- **DATA ENTRIES**
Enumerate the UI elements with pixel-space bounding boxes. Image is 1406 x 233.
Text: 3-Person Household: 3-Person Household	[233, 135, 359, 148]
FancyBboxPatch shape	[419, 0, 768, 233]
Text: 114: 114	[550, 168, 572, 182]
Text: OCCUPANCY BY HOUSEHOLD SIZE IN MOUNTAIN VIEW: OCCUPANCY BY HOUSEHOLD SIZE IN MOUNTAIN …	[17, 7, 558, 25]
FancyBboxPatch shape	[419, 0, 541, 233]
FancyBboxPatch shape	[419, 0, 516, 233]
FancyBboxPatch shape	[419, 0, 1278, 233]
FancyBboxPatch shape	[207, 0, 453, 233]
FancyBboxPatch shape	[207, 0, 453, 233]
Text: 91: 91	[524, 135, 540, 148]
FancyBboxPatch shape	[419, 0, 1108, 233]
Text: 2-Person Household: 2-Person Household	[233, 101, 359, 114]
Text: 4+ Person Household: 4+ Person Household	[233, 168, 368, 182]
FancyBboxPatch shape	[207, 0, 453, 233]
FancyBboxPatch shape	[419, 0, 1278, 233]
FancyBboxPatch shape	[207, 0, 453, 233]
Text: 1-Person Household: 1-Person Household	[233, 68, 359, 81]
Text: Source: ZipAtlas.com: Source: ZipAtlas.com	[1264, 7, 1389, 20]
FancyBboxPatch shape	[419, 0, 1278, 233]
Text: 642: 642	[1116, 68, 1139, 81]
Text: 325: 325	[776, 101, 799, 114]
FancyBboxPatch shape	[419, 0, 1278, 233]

- **THE EXERCISE**
Please copy every line above word for word, keeping the original order.

- **FINISHED ANSWER**
Enumerate the UI elements with pixel-space bounding boxes. Image is 1406 x 233.
Text: 3-Person Household: 3-Person Household	[233, 135, 359, 148]
FancyBboxPatch shape	[419, 0, 768, 233]
Text: 114: 114	[550, 168, 572, 182]
Text: OCCUPANCY BY HOUSEHOLD SIZE IN MOUNTAIN VIEW: OCCUPANCY BY HOUSEHOLD SIZE IN MOUNTAIN …	[17, 7, 558, 25]
FancyBboxPatch shape	[419, 0, 541, 233]
FancyBboxPatch shape	[419, 0, 516, 233]
FancyBboxPatch shape	[419, 0, 1278, 233]
FancyBboxPatch shape	[207, 0, 453, 233]
FancyBboxPatch shape	[207, 0, 453, 233]
Text: 91: 91	[524, 135, 540, 148]
FancyBboxPatch shape	[419, 0, 1108, 233]
Text: 2-Person Household: 2-Person Household	[233, 101, 359, 114]
Text: 4+ Person Household: 4+ Person Household	[233, 168, 368, 182]
FancyBboxPatch shape	[207, 0, 453, 233]
FancyBboxPatch shape	[419, 0, 1278, 233]
FancyBboxPatch shape	[207, 0, 453, 233]
Text: 1-Person Household: 1-Person Household	[233, 68, 359, 81]
Text: Source: ZipAtlas.com: Source: ZipAtlas.com	[1264, 7, 1389, 20]
FancyBboxPatch shape	[419, 0, 1278, 233]
Text: 642: 642	[1116, 68, 1139, 81]
Text: 325: 325	[776, 101, 799, 114]
FancyBboxPatch shape	[419, 0, 1278, 233]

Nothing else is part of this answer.